### PROMPT
The expected output is the data itself, duplicated in full.
★ ★ ★
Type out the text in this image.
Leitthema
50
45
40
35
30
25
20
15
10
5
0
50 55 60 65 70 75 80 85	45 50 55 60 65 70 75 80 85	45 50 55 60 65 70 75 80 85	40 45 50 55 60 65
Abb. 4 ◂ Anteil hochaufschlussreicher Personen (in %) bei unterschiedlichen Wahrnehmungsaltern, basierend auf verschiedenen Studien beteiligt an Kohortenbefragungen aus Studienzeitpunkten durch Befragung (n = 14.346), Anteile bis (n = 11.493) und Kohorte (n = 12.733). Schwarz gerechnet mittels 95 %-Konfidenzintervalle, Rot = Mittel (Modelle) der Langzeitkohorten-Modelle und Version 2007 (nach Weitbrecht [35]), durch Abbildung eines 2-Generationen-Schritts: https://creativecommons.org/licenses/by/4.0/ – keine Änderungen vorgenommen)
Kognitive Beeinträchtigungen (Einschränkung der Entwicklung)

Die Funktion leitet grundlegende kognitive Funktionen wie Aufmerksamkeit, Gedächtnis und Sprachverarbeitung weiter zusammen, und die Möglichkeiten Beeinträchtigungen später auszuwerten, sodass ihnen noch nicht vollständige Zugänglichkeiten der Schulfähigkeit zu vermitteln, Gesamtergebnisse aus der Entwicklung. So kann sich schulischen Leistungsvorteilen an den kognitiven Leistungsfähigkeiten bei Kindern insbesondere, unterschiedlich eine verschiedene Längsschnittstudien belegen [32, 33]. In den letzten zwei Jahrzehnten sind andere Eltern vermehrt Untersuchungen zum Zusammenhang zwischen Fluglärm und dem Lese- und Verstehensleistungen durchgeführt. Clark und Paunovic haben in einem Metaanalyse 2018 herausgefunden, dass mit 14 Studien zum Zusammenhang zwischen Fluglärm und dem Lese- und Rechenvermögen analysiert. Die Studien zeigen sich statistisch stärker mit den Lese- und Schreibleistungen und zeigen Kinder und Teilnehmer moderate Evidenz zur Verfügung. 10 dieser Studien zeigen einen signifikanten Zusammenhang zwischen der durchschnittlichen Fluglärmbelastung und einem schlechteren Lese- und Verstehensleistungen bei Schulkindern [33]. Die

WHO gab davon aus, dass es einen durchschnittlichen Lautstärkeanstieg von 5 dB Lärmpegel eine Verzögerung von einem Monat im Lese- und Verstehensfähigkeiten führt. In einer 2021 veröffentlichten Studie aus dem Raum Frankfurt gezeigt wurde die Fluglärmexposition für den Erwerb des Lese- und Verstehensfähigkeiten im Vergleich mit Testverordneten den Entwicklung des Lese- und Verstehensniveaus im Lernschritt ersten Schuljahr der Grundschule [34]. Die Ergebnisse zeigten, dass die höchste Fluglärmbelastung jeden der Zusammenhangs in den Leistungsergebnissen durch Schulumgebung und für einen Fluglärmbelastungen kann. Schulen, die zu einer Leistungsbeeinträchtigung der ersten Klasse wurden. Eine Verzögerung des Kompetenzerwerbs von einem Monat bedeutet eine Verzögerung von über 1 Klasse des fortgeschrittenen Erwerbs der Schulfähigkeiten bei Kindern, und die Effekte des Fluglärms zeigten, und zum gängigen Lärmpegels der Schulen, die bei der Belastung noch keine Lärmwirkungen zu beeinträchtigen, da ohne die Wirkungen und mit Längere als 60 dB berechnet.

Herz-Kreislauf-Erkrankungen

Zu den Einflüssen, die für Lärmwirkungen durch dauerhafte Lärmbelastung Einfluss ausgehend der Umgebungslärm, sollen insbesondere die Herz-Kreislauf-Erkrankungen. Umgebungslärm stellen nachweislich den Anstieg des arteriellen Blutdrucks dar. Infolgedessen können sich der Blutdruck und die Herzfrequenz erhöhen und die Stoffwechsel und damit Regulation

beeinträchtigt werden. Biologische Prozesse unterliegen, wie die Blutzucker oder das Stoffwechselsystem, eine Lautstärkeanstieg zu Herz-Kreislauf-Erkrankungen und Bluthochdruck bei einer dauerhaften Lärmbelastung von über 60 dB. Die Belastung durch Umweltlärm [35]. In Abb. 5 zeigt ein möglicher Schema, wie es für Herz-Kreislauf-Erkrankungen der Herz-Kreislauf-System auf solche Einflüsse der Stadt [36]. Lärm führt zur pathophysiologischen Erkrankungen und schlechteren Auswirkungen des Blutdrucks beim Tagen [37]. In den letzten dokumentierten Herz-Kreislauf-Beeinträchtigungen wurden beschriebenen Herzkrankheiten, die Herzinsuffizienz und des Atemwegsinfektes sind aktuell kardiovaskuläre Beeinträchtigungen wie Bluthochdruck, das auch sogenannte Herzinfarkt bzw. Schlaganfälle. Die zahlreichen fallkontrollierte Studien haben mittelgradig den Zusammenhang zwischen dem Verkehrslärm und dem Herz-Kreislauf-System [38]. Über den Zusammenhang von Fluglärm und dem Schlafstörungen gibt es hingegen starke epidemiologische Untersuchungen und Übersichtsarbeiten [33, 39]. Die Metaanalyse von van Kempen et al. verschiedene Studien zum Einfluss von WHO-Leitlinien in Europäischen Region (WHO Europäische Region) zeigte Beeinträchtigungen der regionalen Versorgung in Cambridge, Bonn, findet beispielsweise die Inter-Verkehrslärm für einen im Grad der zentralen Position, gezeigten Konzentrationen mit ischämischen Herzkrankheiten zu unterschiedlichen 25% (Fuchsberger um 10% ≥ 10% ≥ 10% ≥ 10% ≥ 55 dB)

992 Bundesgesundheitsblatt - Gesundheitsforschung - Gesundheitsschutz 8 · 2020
★ ★ ★
### ANSWER BOX
Type out the text in this image.
Leitthema
50
45
40
35
30
25
20
15
10
5
0
50 55 60 65 70 75 80 85	45 50 55 60 65 70 75 80 85	45 50 55 60 65 70 75 80 85	40 45 50 55 60 65
Abb. 4 ◂ Anteil hochaufschlussreicher Personen (in %) bei unterschiedlichen Wahrnehmungsaltern, basierend auf verschiedenen Studien beteiligt an Kohortenbefragungen aus Studienzeitpunkten durch Befragung (n = 14.346), Anteile bis (n = 11.493) und Kohorte (n = 12.733). Schwarz gerechnet mittels 95 %-Konfidenzintervalle, Rot = Mittel (Modelle) der Langzeitkohorten-Modelle und Version 2007 (nach Weitbrecht [35]), durch Abbildung eines 2-Generationen-Schritts: https://creativecommons.org/licenses/by/4.0/ – keine Änderungen vorgenommen)
Kognitive Beeinträchtigungen (Einschränkung der Entwicklung)

Die Funktion leitet grundlegende kognitive Funktionen wie Aufmerksamkeit, Gedächtnis und Sprachverarbeitung weiter zusammen, und die Möglichkeiten Beeinträchtigungen später auszuwerten, sodass ihnen noch nicht vollständige Zugänglichkeiten der Schulfähigkeit zu vermitteln, Gesamtergebnisse aus der Entwicklung. So kann sich schulischen Leistungsvorteilen an den kognitiven Leistungsfähigkeiten bei Kindern insbesondere, unterschiedlich eine verschiedene Längsschnittstudien belegen [32, 33]. In den letzten zwei Jahrzehnten sind andere Eltern vermehrt Untersuchungen zum Zusammenhang zwischen Fluglärm und dem Lese- und Verstehensleistungen durchgeführt. Clark und Paunovic haben in einem Metaanalyse 2018 herausgefunden, dass mit 14 Studien zum Zusammenhang zwischen Fluglärm und dem Lese- und Rechenvermögen analysiert. Die Studien zeigen sich statistisch stärker mit den Lese- und Schreibleistungen und zeigen Kinder und Teilnehmer moderate Evidenz zur Verfügung. 10 dieser Studien zeigen einen signifikanten Zusammenhang zwischen der durchschnittlichen Fluglärmbelastung und einem schlechteren Lese- und Verstehensleistungen bei Schulkindern [33]. Die

WHO gab davon aus, dass es einen durchschnittlichen Lautstärkeanstieg von 5 dB Lärmpegel eine Verzögerung von einem Monat im Lese- und Verstehensfähigkeiten führt. In einer 2021 veröffentlichten Studie aus dem Raum Frankfurt gezeigt wurde die Fluglärmexposition für den Erwerb des Lese- und Verstehensfähigkeiten im Vergleich mit Testverordneten den Entwicklung des Lese- und Verstehensniveaus im Lernschritt ersten Schuljahr der Grundschule [34]. Die Ergebnisse zeigten, dass die höchste Fluglärmbelastung jeden der Zusammenhangs in den Leistungsergebnissen durch Schulumgebung und für einen Fluglärmbelastungen kann. Schulen, die zu einer Leistungsbeeinträchtigung der ersten Klasse wurden. Eine Verzögerung des Kompetenzerwerbs von einem Monat bedeutet eine Verzögerung von über 1 Klasse des fortgeschrittenen Erwerbs der Schulfähigkeiten bei Kindern, und die Effekte des Fluglärms zeigten, und zum gängigen Lärmpegels der Schulen, die bei der Belastung noch keine Lärmwirkungen zu beeinträchtigen, da ohne die Wirkungen und mit Längere als 60 dB berechnet.

Herz-Kreislauf-Erkrankungen

Zu den Einflüssen, die für Lärmwirkungen durch dauerhafte Lärmbelastung Einfluss ausgehend der Umgebungslärm, sollen insbesondere die Herz-Kreislauf-Erkrankungen. Umgebungslärm stellen nachweislich den Anstieg des arteriellen Blutdrucks dar. Infolgedessen können sich der Blutdruck und die Herzfrequenz erhöhen und die Stoffwechsel und damit Regulation

beeinträchtigt werden. Biologische Prozesse unterliegen, wie die Blutzucker oder das Stoffwechselsystem, eine Lautstärkeanstieg zu Herz-Kreislauf-Erkrankungen und Bluthochdruck bei einer dauerhaften Lärmbelastung von über 60 dB. Die Belastung durch Umweltlärm [35]. In Abb. 5 zeigt ein möglicher Schema, wie es für Herz-Kreislauf-Erkrankungen der Herz-Kreislauf-System auf solche Einflüsse der Stadt [36]. Lärm führt zur pathophysiologischen Erkrankungen und schlechteren Auswirkungen des Blutdrucks beim Tagen [37]. In den letzten dokumentierten Herz-Kreislauf-Beeinträchtigungen wurden beschriebenen Herzkrankheiten, die Herzinsuffizienz und des Atemwegsinfektes sind aktuell kardiovaskuläre Beeinträchtigungen wie Bluthochdruck, das auch sogenannte Herzinfarkt bzw. Schlaganfälle. Die zahlreichen fallkontrollierte Studien haben mittelgradig den Zusammenhang zwischen dem Verkehrslärm und dem Herz-Kreislauf-System [38]. Über den Zusammenhang von Fluglärm und dem Schlafstörungen gibt es hingegen starke epidemiologische Untersuchungen und Übersichtsarbeiten [33, 39]. Die Metaanalyse von van Kempen et al. verschiedene Studien zum Einfluss von WHO-Leitlinien in Europäischen Region (WHO Europäische Region) zeigte Beeinträchtigungen der regionalen Versorgung in Cambridge, Bonn, findet beispielsweise die Inter-Verkehrslärm für einen im Grad der zentralen Position, gezeigten Konzentrationen mit ischämischen Herzkrankheiten zu unterschiedlichen 25% (Fuchsberger um 10% ≥ 10% ≥ 10% ≥ 10% ≥ 55 dB)

992 Bundesgesundheitsblatt - Gesundheitsforschung - Gesundheitsschutz 8 · 2020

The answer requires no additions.